— ITEMS —
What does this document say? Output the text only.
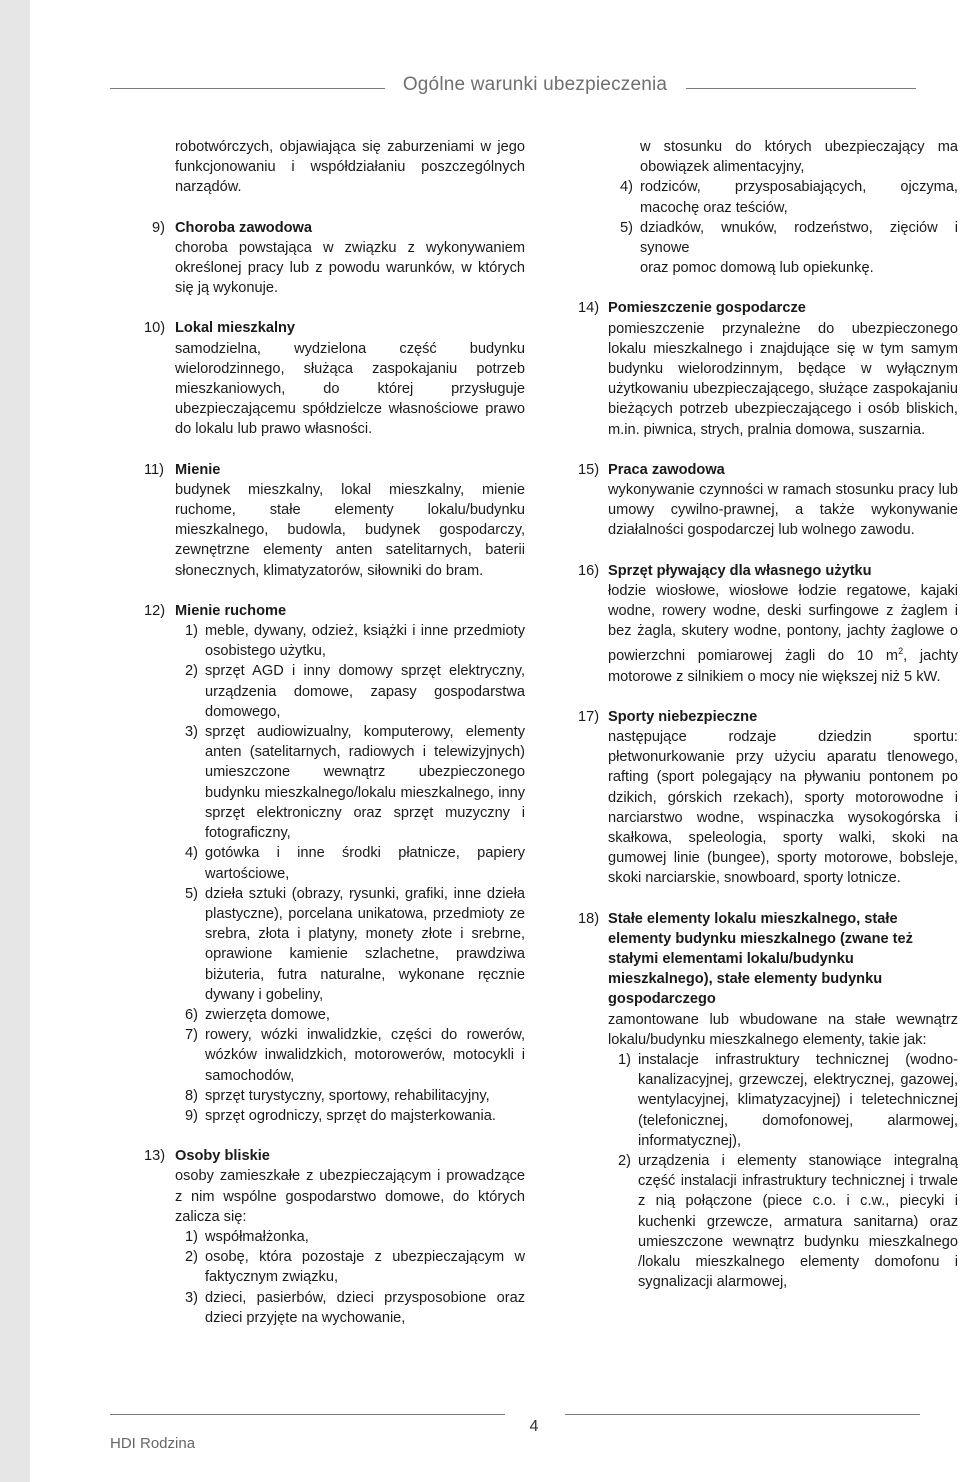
Ogólne warunki ubezpieczenia

robotwórczych, objawiająca się zaburzeniami w jego funkcjonowaniu i współdziałaniu poszczególnych narządów.

9) Choroba zawodowa

choroba powstająca w związku z wykonywaniem określonej pracy lub z powodu warunków, w których się ją wykonuje.

10) Lokal mieszkalny

samodzielna, wydzielona część budynku wielorodzinnego, służąca zaspokajaniu potrzeb mieszkaniowych, do której przysługuje ubezpieczającemu spółdzielcze własnościowe prawo do lokalu lub prawo własności.

11) Mienie

budynek mieszkalny, lokal mieszkalny, mienie ruchome, stałe elementy lokalu/budynku mieszkalnego, budowla, budynek gospodarczy, zewnętrzne elementy anten satelitarnych, baterii słonecznych, klimatyzatorów, siłowniki do bram.

12) Mienie ruchome
1) meble, dywany, odzież, książki i inne przedmioty osobistego użytku,
2) sprzęt AGD i inny domowy sprzęt elektryczny, urządzenia domowe, zapasy gospodarstwa domowego,
3) sprzęt audiowizualny, komputerowy, elementy anten (satelitarnych, radiowych i telewizyjnych) umieszczone wewnątrz ubezpieczonego budynku mieszkalnego/lokalu mieszkalnego, inny sprzęt elektroniczny oraz sprzęt muzyczny i fotograficzny,
4) gotówka i inne środki płatnicze, papiery wartościowe,
5) dzieła sztuki (obrazy, rysunki, grafiki, inne dzieła plastyczne), porcelana unikatowa, przedmioty ze srebra, złota i platyny, monety złote i srebrne, oprawione kamienie szlachetne, prawdziwa biżuteria, futra naturalne, wykonane ręcznie dywany i gobeliny,
6) zwierzęta domowe,
7) rowery, wózki inwalidzkie, części do rowerów, wózków inwalidzkich, motorowerów, motocykli i samochodów,
8) sprzęt turystyczny, sportowy, rehabilitacyjny,
9) sprzęt ogrodniczy, sprzęt do majsterkowania.
13) Osoby bliskie

osoby zamieszkałe z ubezpieczającym i prowadzące z nim wspólne gospodarstwo domowe, do których zalicza się:

1) współmałżonka,
2) osobę, która pozostaje z ubezpieczającym w faktycznym związku,
3) dzieci, pasierbów, dzieci przysposobione oraz dzieci przyjęte na wychowanie,

w stosunku do których ubezpieczający ma obowiązek alimentacyjny,

4) rodziców, przysposabiających, ojczyma, macochę oraz teściów,
5) dziadków, wnuków, rodzeństwo, zięciów i synowe

oraz pomoc domową lub opiekunkę.

14) Pomieszczenie gospodarcze

pomieszczenie przynależne do ubezpieczonego lokalu mieszkalnego i znajdujące się w tym samym budynku wielorodzinnym, będące w wyłącznym użytkowaniu ubezpieczającego, służące zaspokajaniu bieżących potrzeb ubezpieczającego i osób bliskich, m.in. piwnica, strych, pralnia domowa, suszarnia.

15) Praca zawodowa

wykonywanie czynności w ramach stosunku pracy lub umowy cywilno-prawnej, a także wykonywanie działalności gospodarczej lub wolnego zawodu.

16) Sprzęt pływający dla własnego użytku

łodzie wiosłowe, wiosłowe łodzie regatowe, kajaki wodne, rowery wodne, deski surfingowe z żaglem i bez żagla, skutery wodne, pontony, jachty żaglowe o powierzchni pomiarowej żagli do 10 $m^2$, jachty motorowe z silnikiem o mocy nie większej niż 5 kW.

17) Sporty niebezpieczne

następujące rodzaje dziedzin sportu: płetwonurkowanie przy użyciu aparatu tlenowego, rafting (sport polegający na pływaniu pontonem po dzikich, górskich rzekach), sporty motorowodne i narciarstwo wodne, wspinaczka wysokogórska i skałkowa, speleologia, sporty walki, skoki na gumowej linie (bungee), sporty motorowe, bobsleje, skoki narciarskie, snowboard, sporty lotnicze.

18) Stałe elementy lokalu mieszkalnego, stałe elementy budynku mieszkalnego (zwane też stałymi elementami lokalu/budynku mieszkalnego), stałe elementy budynku gospodarczego

zamontowane lub wbudowane na stałe wewnątrz lokalu/budynku mieszkalnego elementy, takie jak:

1) instalacje infrastruktury technicznej (wodno-kanalizacyjnej, grzewczej, elektrycznej, gazowej, wentylacyjnej, klimatyzacyjnej) i teletechnicznej (telefonicznej, domofonowej, alarmowej, informatycznej),
2) urządzenia i elementy stanowiące integralną część instalacji infrastruktury technicznej i trwale z nią połączone (piece c.o. i c.w., piecyki i kuchenki grzewcze, armatura sanitarna) oraz umieszczone wewnątrz budynku mieszkalnego /lokalu mieszkalnego elementy domofonu i sygnalizacji alarmowej,
4
HDI Rodzina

— AIM OF THE EXERCISE —
Filter the entries and copy out every line with the word "pracy".

— WRITTEN RESPONSE —
choroba powstająca w związku z wykonywaniem określonej pracy lub z powodu warunków, w których się ją wykonuje.
wykonywanie czynności w ramach stosunku pracy lub umowy cywilno-prawnej, a także wykonywanie działalności gospodarczej lub wolnego zawodu.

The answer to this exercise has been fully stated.